- **INPUT ROWS**:
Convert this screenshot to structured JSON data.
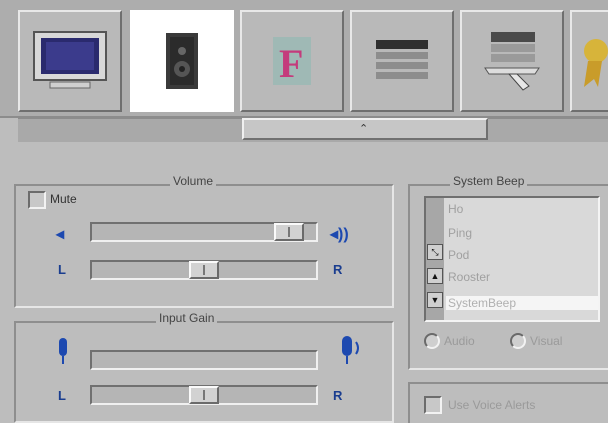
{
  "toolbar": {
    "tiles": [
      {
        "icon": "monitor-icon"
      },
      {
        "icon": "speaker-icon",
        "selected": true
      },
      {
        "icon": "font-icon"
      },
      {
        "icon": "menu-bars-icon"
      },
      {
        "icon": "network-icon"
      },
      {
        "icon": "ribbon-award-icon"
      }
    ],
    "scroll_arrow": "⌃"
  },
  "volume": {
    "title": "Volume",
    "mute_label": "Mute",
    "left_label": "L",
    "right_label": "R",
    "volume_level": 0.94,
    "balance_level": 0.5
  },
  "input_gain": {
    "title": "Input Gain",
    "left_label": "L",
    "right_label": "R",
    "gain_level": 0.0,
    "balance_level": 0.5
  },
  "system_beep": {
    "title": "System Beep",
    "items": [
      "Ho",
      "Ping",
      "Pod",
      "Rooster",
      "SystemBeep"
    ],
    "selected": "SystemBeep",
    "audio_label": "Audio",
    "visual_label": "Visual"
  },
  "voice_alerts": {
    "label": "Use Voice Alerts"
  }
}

---

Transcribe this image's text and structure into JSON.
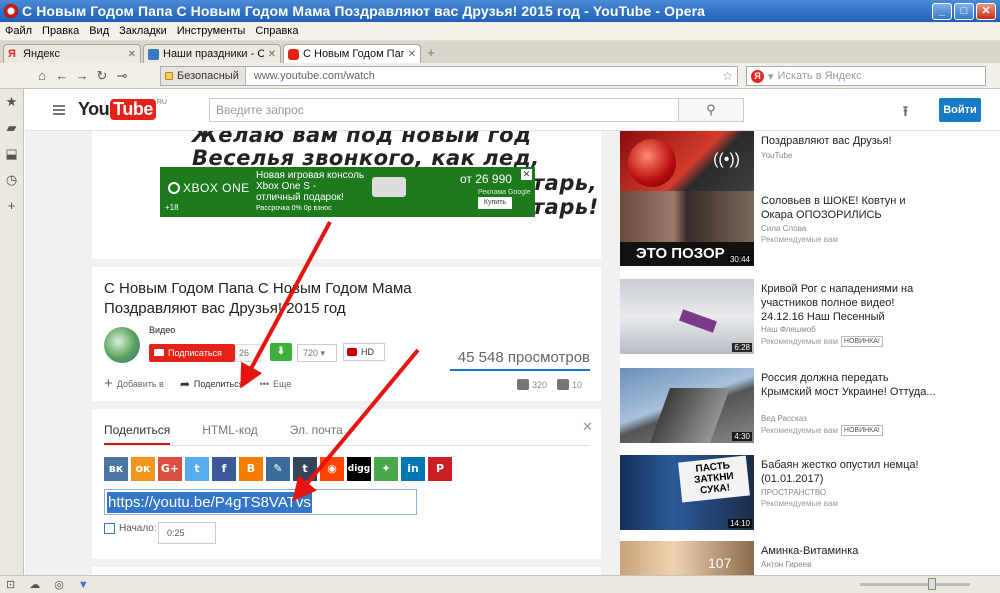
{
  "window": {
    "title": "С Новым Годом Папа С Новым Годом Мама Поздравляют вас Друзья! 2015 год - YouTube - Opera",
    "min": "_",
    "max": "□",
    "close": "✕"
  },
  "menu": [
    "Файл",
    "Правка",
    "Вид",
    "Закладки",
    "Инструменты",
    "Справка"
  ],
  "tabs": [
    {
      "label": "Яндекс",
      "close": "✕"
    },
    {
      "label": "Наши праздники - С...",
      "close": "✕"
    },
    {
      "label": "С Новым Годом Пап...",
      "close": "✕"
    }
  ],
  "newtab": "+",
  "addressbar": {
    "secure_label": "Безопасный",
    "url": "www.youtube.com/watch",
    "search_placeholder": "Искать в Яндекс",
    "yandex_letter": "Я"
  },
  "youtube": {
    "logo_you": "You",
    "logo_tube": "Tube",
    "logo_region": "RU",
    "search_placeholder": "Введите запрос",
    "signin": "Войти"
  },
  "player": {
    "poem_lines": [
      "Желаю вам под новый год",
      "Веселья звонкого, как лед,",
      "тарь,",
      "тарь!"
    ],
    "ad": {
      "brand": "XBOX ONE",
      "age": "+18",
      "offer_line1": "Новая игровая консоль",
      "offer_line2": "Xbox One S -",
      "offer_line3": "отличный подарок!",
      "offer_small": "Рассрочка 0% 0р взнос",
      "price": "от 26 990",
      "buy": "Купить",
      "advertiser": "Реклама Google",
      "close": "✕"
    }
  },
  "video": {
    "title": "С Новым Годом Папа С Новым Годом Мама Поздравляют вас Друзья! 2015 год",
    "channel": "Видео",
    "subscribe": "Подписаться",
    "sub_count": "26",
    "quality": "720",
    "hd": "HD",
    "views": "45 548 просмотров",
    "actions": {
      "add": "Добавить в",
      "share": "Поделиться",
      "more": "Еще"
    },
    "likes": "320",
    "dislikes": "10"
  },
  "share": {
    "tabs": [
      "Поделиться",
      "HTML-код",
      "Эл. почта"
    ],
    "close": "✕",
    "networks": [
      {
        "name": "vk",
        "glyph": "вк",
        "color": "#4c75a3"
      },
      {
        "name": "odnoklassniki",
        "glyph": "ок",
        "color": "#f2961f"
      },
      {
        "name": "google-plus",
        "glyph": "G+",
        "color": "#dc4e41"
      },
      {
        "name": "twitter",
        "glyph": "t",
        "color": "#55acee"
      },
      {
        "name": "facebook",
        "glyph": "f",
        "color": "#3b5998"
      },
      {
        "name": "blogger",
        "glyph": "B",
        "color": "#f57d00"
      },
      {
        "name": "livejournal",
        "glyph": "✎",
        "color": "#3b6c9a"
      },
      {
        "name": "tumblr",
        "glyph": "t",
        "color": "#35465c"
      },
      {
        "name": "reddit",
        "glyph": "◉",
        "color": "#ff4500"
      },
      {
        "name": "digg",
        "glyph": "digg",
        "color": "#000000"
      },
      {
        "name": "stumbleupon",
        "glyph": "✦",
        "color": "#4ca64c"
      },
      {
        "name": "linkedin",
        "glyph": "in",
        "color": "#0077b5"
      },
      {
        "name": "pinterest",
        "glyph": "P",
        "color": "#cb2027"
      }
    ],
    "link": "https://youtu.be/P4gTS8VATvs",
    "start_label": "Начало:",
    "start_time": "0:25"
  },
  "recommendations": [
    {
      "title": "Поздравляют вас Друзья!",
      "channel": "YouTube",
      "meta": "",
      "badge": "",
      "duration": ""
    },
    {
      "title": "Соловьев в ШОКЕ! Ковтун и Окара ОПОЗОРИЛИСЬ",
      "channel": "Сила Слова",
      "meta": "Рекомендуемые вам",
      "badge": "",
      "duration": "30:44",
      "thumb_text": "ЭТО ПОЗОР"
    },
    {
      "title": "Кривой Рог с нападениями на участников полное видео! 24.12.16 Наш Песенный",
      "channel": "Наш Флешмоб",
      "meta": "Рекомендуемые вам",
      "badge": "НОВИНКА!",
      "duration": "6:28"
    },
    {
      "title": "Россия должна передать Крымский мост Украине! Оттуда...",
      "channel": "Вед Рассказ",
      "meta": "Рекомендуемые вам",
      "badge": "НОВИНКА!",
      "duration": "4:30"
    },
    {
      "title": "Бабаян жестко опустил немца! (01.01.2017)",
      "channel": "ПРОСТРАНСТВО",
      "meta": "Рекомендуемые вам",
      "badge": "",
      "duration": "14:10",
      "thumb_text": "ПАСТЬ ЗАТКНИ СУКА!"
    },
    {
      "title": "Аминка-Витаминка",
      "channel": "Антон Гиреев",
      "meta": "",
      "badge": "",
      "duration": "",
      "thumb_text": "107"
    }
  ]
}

...

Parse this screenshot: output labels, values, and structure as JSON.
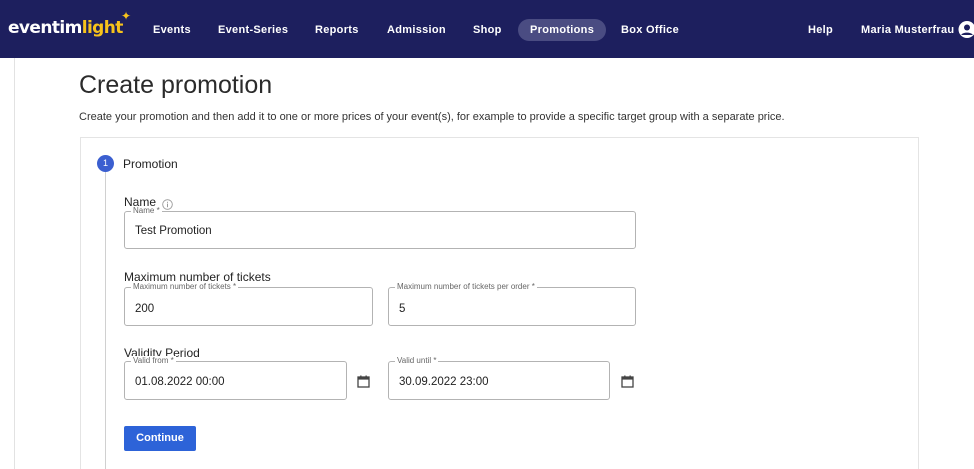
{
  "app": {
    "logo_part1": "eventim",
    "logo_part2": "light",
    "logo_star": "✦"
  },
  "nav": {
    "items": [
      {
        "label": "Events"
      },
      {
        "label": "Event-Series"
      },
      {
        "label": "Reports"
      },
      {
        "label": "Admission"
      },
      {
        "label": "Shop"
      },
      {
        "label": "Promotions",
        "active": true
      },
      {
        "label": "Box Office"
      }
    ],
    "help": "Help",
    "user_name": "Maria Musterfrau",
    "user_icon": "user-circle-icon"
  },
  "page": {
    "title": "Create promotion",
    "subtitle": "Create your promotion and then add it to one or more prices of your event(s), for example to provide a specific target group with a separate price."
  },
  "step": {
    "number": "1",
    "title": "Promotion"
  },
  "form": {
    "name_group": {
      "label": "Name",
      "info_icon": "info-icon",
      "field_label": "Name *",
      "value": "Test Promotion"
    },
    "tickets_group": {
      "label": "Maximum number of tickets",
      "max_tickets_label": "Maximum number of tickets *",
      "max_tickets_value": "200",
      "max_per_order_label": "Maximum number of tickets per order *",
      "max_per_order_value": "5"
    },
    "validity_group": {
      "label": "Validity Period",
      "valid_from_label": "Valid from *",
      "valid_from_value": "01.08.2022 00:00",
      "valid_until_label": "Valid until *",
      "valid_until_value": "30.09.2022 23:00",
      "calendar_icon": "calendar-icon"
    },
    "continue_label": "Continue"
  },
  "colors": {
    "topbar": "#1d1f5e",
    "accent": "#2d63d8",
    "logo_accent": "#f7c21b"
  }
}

- **GIVEN TASK**:
Pick out the lines containing the string "icon".

- **EXERCISE ANSWER**:
        "icon": "monitor-icon"
        "icon": "speaker-icon",
        "icon": "font-icon"
        "icon": "menu-bars-icon"
        "icon": "network-icon"
        "icon": "ribbon-award-icon"
    "user_icon": "user-circle-icon"
      "info_icon": "info-icon",
      "calendar_icon": "calendar-icon"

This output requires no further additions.